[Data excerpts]
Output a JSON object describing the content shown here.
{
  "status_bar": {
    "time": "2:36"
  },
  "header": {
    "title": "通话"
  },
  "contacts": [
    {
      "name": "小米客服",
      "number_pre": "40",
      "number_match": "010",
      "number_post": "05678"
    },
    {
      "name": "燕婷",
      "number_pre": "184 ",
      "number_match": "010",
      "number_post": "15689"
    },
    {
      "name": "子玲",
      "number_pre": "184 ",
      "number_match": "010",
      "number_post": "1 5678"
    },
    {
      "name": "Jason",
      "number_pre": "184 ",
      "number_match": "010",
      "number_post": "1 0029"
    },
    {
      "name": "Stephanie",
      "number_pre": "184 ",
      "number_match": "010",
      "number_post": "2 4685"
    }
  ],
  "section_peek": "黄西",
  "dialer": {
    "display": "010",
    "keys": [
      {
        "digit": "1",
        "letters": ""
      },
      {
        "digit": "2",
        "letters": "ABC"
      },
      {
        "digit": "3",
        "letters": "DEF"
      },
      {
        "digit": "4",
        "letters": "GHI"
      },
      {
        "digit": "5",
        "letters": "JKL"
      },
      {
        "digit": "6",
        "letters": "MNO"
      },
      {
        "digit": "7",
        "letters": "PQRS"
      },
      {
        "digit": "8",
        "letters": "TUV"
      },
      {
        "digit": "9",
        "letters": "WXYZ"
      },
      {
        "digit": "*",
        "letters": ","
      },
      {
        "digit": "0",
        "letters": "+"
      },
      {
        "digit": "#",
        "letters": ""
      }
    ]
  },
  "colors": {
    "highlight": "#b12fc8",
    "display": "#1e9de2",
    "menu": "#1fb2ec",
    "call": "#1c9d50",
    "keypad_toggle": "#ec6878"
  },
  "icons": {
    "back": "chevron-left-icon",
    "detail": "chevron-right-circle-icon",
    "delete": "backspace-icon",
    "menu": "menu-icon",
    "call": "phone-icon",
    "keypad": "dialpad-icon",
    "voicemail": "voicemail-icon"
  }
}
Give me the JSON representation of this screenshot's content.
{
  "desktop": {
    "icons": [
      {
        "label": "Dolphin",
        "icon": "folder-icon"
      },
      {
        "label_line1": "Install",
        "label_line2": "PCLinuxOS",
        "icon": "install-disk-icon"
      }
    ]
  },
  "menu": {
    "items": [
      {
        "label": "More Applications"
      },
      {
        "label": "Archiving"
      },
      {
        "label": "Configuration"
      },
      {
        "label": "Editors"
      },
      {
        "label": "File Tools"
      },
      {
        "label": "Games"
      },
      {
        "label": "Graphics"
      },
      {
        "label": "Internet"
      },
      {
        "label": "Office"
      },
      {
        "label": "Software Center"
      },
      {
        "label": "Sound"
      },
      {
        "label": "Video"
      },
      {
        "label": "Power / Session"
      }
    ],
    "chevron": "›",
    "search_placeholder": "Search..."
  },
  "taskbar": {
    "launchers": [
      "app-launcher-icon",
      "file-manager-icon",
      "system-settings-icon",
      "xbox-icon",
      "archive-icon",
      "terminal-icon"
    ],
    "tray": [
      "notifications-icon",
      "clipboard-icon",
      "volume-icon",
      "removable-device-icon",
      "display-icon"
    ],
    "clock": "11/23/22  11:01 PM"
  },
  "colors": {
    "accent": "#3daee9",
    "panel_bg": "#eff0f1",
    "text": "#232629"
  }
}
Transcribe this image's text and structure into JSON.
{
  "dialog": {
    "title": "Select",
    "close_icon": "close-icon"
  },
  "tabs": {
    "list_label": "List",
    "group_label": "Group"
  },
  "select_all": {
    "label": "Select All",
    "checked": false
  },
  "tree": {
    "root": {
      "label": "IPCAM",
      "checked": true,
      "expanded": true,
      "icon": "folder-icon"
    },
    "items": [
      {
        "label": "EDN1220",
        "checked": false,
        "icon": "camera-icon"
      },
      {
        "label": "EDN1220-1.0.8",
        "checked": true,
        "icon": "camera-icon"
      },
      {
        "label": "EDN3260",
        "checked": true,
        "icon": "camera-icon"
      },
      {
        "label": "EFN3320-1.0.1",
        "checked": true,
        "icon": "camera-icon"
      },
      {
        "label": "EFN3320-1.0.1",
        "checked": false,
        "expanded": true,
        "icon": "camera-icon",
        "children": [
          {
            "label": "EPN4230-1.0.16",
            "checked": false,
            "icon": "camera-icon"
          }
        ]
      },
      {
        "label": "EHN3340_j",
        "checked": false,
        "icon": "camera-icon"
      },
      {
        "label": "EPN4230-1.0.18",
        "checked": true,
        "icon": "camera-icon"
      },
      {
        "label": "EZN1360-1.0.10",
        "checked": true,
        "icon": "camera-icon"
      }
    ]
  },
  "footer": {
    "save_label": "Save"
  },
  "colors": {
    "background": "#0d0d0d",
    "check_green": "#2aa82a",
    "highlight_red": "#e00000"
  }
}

* _What is expected_:
Transcribe every entry verbatim.

* _Complete output_:
Output a JSON object describing the content shown here.
{
  "status_bar": {
    "time": "2:36"
  },
  "header": {
    "title": "通话"
  },
  "contacts": [
    {
      "name": "小米客服",
      "number_pre": "40",
      "number_match": "010",
      "number_post": "05678"
    },
    {
      "name": "燕婷",
      "number_pre": "184 ",
      "number_match": "010",
      "number_post": "15689"
    },
    {
      "name": "子玲",
      "number_pre": "184 ",
      "number_match": "010",
      "number_post": "1 5678"
    },
    {
      "name": "Jason",
      "number_pre": "184 ",
      "number_match": "010",
      "number_post": "1 0029"
    },
    {
      "name": "Stephanie",
      "number_pre": "184 ",
      "number_match": "010",
      "number_post": "2 4685"
    }
  ],
  "section_peek": "黄西",
  "dialer": {
    "display": "010",
    "keys": [
      {
        "digit": "1",
        "letters": ""
      },
      {
        "digit": "2",
        "letters": "ABC"
      },
      {
        "digit": "3",
        "letters": "DEF"
      },
      {
        "digit": "4",
        "letters": "GHI"
      },
      {
        "digit": "5",
        "letters": "JKL"
      },
      {
        "digit": "6",
        "letters": "MNO"
      },
      {
        "digit": "7",
        "letters": "PQRS"
      },
      {
        "digit": "8",
        "letters": "TUV"
      },
      {
        "digit": "9",
        "letters": "WXYZ"
      },
      {
        "digit": "*",
        "letters": ","
      },
      {
        "digit": "0",
        "letters": "+"
      },
      {
        "digit": "#",
        "letters": ""
      }
    ]
  },
  "colors": {
    "highlight": "#b12fc8",
    "display": "#1e9de2",
    "menu": "#1fb2ec",
    "call": "#1c9d50",
    "keypad_toggle": "#ec6878"
  },
  "icons": {
    "back": "chevron-left-icon",
    "detail": "chevron-right-circle-icon",
    "delete": "backspace-icon",
    "menu": "menu-icon",
    "call": "phone-icon",
    "keypad": "dialpad-icon",
    "voicemail": "voicemail-icon"
  }
}
Give me the JSON representation of this screenshot's content.
{
  "desktop": {
    "icons": [
      {
        "label": "Dolphin",
        "icon": "folder-icon"
      },
      {
        "label_line1": "Install",
        "label_line2": "PCLinuxOS",
        "icon": "install-disk-icon"
      }
    ]
  },
  "menu": {
    "items": [
      {
        "label": "More Applications"
      },
      {
        "label": "Archiving"
      },
      {
        "label": "Configuration"
      },
      {
        "label": "Editors"
      },
      {
        "label": "File Tools"
      },
      {
        "label": "Games"
      },
      {
        "label": "Graphics"
      },
      {
        "label": "Internet"
      },
      {
        "label": "Office"
      },
      {
        "label": "Software Center"
      },
      {
        "label": "Sound"
      },
      {
        "label": "Video"
      },
      {
        "label": "Power / Session"
      }
    ],
    "chevron": "›",
    "search_placeholder": "Search..."
  },
  "taskbar": {
    "launchers": [
      "app-launcher-icon",
      "file-manager-icon",
      "system-settings-icon",
      "xbox-icon",
      "archive-icon",
      "terminal-icon"
    ],
    "tray": [
      "notifications-icon",
      "clipboard-icon",
      "volume-icon",
      "removable-device-icon",
      "display-icon"
    ],
    "clock": "11/23/22  11:01 PM"
  },
  "colors": {
    "accent": "#3daee9",
    "panel_bg": "#eff0f1",
    "text": "#232629"
  }
}
Transcribe this image's text and structure into JSON.
{
  "dialog": {
    "title": "Select",
    "close_icon": "close-icon"
  },
  "tabs": {
    "list_label": "List",
    "group_label": "Group"
  },
  "select_all": {
    "label": "Select All",
    "checked": false
  },
  "tree": {
    "root": {
      "label": "IPCAM",
      "checked": true,
      "expanded": true,
      "icon": "folder-icon"
    },
    "items": [
      {
        "label": "EDN1220",
        "checked": false,
        "icon": "camera-icon"
      },
      {
        "label": "EDN1220-1.0.8",
        "checked": true,
        "icon": "camera-icon"
      },
      {
        "label": "EDN3260",
        "checked": true,
        "icon": "camera-icon"
      },
      {
        "label": "EFN3320-1.0.1",
        "checked": true,
        "icon": "camera-icon"
      },
      {
        "label": "EFN3320-1.0.1",
        "checked": false,
        "expanded": true,
        "icon": "camera-icon",
        "children": [
          {
            "label": "EPN4230-1.0.16",
            "checked": false,
            "icon": "camera-icon"
          }
        ]
      },
      {
        "label": "EHN3340_j",
        "checked": false,
        "icon": "camera-icon"
      },
      {
        "label": "EPN4230-1.0.18",
        "checked": true,
        "icon": "camera-icon"
      },
      {
        "label": "EZN1360-1.0.10",
        "checked": true,
        "icon": "camera-icon"
      }
    ]
  },
  "footer": {
    "save_label": "Save"
  },
  "colors": {
    "background": "#0d0d0d",
    "check_green": "#2aa82a",
    "highlight_red": "#e00000"
  }
}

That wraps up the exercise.